Data extracted from a collection
+ + + + + + +

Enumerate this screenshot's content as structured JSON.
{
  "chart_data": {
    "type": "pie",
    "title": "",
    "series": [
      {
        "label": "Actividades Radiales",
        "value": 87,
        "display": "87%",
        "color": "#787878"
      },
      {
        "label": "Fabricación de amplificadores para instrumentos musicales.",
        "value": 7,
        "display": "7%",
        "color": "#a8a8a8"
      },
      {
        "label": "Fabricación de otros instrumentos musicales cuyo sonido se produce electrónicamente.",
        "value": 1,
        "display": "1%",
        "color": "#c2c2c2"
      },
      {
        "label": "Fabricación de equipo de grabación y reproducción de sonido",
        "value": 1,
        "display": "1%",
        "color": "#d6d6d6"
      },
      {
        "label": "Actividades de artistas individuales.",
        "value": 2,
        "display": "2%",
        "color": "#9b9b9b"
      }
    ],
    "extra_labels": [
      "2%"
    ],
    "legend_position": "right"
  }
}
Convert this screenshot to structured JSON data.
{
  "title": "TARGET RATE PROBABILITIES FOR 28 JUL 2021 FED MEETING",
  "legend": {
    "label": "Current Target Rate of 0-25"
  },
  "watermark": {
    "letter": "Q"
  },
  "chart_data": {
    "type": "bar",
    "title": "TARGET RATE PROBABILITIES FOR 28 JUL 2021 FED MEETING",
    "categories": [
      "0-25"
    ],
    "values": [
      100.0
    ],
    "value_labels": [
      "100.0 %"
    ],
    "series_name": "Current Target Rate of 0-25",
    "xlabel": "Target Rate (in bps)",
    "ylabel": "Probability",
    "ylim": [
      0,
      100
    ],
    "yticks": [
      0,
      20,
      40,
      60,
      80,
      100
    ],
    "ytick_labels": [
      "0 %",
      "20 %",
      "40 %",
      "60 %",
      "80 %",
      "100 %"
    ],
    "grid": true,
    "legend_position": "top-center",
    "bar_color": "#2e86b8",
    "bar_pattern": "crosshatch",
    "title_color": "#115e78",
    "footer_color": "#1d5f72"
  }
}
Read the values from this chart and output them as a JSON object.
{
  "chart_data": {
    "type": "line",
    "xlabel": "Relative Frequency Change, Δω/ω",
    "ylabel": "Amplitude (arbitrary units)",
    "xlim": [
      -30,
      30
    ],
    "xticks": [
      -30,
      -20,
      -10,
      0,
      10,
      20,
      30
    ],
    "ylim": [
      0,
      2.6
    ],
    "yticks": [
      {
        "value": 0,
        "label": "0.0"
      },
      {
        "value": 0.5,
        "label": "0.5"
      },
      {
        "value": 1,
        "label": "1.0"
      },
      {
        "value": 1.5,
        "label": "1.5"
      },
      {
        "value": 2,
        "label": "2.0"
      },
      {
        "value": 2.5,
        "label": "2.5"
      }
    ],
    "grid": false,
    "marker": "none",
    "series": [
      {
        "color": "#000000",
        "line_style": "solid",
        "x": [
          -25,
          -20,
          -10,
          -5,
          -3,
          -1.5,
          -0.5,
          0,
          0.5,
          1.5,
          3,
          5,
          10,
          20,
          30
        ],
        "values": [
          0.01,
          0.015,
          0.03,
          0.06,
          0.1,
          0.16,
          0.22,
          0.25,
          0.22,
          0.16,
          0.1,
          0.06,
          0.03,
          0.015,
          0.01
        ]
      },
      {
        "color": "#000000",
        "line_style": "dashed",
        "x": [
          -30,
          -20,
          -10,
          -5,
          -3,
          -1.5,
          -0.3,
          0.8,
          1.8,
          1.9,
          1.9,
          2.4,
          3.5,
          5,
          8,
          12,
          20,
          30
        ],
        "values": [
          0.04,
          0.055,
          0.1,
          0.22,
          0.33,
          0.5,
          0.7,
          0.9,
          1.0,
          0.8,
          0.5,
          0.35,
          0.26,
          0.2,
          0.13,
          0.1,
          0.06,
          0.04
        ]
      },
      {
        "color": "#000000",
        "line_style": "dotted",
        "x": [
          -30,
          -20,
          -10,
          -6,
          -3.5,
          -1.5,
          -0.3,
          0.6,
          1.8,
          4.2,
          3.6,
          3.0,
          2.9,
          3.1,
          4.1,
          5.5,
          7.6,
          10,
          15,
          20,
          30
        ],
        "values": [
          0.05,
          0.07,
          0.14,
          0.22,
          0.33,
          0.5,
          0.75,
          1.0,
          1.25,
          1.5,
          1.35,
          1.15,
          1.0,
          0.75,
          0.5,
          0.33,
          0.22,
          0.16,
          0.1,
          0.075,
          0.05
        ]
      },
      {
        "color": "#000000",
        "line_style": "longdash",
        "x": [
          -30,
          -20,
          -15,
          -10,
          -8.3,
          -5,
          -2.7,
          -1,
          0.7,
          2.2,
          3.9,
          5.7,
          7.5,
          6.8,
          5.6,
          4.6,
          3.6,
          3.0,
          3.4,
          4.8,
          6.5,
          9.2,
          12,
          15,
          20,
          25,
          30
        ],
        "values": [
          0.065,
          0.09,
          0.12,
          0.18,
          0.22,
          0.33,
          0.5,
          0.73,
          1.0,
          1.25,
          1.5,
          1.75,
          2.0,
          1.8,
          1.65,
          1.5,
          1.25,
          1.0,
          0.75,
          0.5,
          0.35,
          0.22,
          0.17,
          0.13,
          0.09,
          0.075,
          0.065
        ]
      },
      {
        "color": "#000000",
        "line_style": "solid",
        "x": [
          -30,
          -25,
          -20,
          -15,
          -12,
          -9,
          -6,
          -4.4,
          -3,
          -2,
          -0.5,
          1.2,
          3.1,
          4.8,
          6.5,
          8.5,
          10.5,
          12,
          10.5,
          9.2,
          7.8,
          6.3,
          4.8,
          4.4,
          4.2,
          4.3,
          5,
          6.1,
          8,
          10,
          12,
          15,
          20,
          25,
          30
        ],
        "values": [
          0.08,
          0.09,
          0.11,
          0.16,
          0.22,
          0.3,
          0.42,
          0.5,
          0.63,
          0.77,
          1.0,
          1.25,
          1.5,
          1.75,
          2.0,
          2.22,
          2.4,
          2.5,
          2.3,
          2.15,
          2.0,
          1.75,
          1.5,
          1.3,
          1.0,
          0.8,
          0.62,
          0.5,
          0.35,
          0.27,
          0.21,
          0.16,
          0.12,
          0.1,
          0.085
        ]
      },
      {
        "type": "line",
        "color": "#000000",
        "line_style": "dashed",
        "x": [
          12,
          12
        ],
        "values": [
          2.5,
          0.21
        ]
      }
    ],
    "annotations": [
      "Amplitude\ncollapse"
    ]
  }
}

+ + + + + + +

[WHAT THE EXERCISE ASKS]: Search the lines for the string "MEETING" and copy every line that has it.

[COMPLETED TASK]:
  "title": "TARGET RATE PROBABILITIES FOR 28 JUL 2021 FED MEETING",
    "title": "TARGET RATE PROBABILITIES FOR 28 JUL 2021 FED MEETING",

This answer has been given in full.